Problem requirements:
Take all the material and copy it exactly.
━━━ Input for this task ━━━
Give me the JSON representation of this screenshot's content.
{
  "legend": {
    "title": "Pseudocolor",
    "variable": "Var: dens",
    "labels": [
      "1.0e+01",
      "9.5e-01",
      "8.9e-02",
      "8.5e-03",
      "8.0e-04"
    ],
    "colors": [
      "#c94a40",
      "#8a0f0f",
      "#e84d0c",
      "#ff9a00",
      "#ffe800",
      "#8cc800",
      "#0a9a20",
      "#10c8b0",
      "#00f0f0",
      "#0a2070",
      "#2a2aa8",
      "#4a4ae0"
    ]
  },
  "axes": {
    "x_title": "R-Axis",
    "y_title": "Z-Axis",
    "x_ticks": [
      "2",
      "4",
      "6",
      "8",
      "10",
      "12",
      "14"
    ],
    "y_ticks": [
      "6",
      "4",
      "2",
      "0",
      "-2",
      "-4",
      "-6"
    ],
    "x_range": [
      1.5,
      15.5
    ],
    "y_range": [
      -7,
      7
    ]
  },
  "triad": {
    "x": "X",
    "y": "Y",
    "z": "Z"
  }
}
━━━
Task solution:
Give me the JSON representation of this screenshot's content.
{
  "legend": {
    "title": "Pseudocolor",
    "variable": "Var: dens",
    "labels": [
      "1.0e+01",
      "9.5e-01",
      "8.9e-02",
      "8.5e-03",
      "8.0e-04"
    ],
    "colors": [
      "#c94a40",
      "#8a0f0f",
      "#e84d0c",
      "#ff9a00",
      "#ffe800",
      "#8cc800",
      "#0a9a20",
      "#10c8b0",
      "#00f0f0",
      "#0a2070",
      "#2a2aa8",
      "#4a4ae0"
    ]
  },
  "axes": {
    "x_title": "R-Axis",
    "y_title": "Z-Axis",
    "x_ticks": [
      "2",
      "4",
      "6",
      "8",
      "10",
      "12",
      "14"
    ],
    "y_ticks": [
      "6",
      "4",
      "2",
      "0",
      "-2",
      "-4",
      "-6"
    ],
    "x_range": [
      1.5,
      15.5
    ],
    "y_range": [
      -7,
      7
    ]
  },
  "triad": {
    "x": "X",
    "y": "Y",
    "z": "Z"
  }
}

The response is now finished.